**Task to complete:** Restate, word for word, all of the material shown below.

**Task data:**
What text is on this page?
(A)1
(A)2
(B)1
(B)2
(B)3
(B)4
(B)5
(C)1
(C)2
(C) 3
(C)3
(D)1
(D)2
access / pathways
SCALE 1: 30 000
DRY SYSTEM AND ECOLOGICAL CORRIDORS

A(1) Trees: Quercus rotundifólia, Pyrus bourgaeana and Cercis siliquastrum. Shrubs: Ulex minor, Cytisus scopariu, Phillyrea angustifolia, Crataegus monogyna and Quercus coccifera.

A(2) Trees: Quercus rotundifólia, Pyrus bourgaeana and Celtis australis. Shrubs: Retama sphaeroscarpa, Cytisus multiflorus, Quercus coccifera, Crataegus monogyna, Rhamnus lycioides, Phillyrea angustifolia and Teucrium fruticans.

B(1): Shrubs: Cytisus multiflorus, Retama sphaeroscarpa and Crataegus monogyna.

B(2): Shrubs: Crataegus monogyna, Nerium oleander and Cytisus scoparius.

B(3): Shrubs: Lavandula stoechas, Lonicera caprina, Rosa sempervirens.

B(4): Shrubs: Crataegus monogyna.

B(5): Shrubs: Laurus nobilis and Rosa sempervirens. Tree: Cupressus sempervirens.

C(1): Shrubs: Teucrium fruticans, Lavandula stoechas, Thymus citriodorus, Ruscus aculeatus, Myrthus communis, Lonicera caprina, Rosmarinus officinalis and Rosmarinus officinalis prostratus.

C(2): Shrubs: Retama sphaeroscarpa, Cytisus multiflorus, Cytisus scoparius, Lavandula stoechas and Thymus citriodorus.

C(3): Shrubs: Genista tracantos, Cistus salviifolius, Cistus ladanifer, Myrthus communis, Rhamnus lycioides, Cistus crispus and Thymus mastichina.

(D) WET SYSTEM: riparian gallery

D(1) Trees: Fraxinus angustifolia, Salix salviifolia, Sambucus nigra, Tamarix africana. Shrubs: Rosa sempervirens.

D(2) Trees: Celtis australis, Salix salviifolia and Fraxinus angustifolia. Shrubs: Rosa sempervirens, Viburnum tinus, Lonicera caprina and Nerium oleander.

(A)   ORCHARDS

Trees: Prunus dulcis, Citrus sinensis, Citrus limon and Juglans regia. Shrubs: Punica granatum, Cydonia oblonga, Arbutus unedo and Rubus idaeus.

**Task solution:**
What text is on this page?
(A)1
(A)2
(B)1
(B)2
(B)3
(B)4
(B)5
(C)1
(C)2
(C) 3
(C)3
(D)1
(D)2
access / pathways
SCALE 1: 30 000
DRY SYSTEM AND ECOLOGICAL CORRIDORS

A(1) Trees: Quercus rotundifólia, Pyrus bourgaeana and Cercis siliquastrum. Shrubs: Ulex minor, Cytisus scopariu, Phillyrea angustifolia, Crataegus monogyna and Quercus coccifera.

A(2) Trees: Quercus rotundifólia, Pyrus bourgaeana and Celtis australis. Shrubs: Retama sphaeroscarpa, Cytisus multiflorus, Quercus coccifera, Crataegus monogyna, Rhamnus lycioides, Phillyrea angustifolia and Teucrium fruticans.

B(1): Shrubs: Cytisus multiflorus, Retama sphaeroscarpa and Crataegus monogyna.

B(2): Shrubs: Crataegus monogyna, Nerium oleander and Cytisus scoparius.

B(3): Shrubs: Lavandula stoechas, Lonicera caprina, Rosa sempervirens.

B(4): Shrubs: Crataegus monogyna.

B(5): Shrubs: Laurus nobilis and Rosa sempervirens. Tree: Cupressus sempervirens.

C(1): Shrubs: Teucrium fruticans, Lavandula stoechas, Thymus citriodorus, Ruscus aculeatus, Myrthus communis, Lonicera caprina, Rosmarinus officinalis and Rosmarinus officinalis prostratus.

C(2): Shrubs: Retama sphaeroscarpa, Cytisus multiflorus, Cytisus scoparius, Lavandula stoechas and Thymus citriodorus.

C(3): Shrubs: Genista tracantos, Cistus salviifolius, Cistus ladanifer, Myrthus communis, Rhamnus lycioides, Cistus crispus and Thymus mastichina.

(D) WET SYSTEM: riparian gallery

D(1) Trees: Fraxinus angustifolia, Salix salviifolia, Sambucus nigra, Tamarix africana. Shrubs: Rosa sempervirens.

D(2) Trees: Celtis australis, Salix salviifolia and Fraxinus angustifolia. Shrubs: Rosa sempervirens, Viburnum tinus, Lonicera caprina and Nerium oleander.

(A)   ORCHARDS

Trees: Prunus dulcis, Citrus sinensis, Citrus limon and Juglans regia. Shrubs: Punica granatum, Cydonia oblonga, Arbutus unedo and Rubus idaeus.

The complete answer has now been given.